----- DATA EXCERPTS -----

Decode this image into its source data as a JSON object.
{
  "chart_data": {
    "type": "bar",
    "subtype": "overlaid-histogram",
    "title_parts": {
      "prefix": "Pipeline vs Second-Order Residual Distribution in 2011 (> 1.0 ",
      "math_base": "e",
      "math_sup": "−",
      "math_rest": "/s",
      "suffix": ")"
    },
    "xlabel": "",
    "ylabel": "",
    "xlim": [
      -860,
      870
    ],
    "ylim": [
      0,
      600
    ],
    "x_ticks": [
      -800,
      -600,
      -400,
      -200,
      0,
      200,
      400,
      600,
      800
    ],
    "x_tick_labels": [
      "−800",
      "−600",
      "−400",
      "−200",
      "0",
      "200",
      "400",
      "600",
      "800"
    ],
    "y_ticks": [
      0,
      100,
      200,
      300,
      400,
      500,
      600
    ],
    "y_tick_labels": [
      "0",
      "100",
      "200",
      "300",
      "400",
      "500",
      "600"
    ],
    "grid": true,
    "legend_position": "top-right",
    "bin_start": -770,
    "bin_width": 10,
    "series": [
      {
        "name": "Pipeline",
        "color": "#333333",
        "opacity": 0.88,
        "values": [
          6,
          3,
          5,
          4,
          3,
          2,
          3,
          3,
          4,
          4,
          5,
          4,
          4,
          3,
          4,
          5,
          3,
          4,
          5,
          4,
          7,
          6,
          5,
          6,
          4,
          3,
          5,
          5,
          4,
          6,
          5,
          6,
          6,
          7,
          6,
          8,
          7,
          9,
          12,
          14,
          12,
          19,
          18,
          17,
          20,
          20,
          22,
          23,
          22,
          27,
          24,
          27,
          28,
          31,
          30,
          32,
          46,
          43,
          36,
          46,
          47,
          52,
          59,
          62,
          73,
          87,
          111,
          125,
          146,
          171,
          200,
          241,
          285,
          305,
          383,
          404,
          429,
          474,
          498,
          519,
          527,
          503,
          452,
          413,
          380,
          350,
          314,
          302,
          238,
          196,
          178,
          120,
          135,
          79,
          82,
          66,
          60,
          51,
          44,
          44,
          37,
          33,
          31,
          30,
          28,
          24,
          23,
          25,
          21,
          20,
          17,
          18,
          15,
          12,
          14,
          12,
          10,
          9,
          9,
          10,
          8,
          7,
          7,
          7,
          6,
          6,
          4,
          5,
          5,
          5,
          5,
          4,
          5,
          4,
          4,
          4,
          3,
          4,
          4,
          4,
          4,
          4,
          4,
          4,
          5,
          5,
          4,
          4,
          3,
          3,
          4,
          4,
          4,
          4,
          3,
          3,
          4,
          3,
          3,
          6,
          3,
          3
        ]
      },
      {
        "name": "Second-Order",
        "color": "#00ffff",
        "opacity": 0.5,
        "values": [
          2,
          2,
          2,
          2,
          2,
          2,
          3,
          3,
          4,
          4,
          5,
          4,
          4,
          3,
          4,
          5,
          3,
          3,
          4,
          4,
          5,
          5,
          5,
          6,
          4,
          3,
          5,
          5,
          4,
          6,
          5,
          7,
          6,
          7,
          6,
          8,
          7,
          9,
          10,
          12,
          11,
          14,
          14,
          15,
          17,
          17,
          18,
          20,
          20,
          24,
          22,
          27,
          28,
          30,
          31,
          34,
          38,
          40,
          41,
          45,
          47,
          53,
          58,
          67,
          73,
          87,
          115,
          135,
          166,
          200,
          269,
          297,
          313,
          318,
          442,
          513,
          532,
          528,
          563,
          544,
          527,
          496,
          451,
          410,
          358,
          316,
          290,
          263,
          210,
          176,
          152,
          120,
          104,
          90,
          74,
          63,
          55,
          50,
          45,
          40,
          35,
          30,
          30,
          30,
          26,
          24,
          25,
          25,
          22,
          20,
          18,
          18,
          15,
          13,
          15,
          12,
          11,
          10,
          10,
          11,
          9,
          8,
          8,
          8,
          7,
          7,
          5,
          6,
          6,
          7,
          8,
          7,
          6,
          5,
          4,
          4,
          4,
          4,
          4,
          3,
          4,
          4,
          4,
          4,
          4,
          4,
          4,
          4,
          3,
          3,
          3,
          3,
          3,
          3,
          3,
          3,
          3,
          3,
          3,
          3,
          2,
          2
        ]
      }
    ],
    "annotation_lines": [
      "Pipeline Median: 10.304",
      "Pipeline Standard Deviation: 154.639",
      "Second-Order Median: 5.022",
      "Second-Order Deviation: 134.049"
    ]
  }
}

-----

_REQUIREMENT_: From the records above, pull out every line containing the word "Order".

_SOLUTION TO THIS EXERCISE_:
      "prefix": "Pipeline vs Second-Order Residual Distribution in 2011 (> 1.0 ",
        "name": "Second-Order",
      "Second-Order Median: 5.022",
      "Second-Order Deviation: 134.049"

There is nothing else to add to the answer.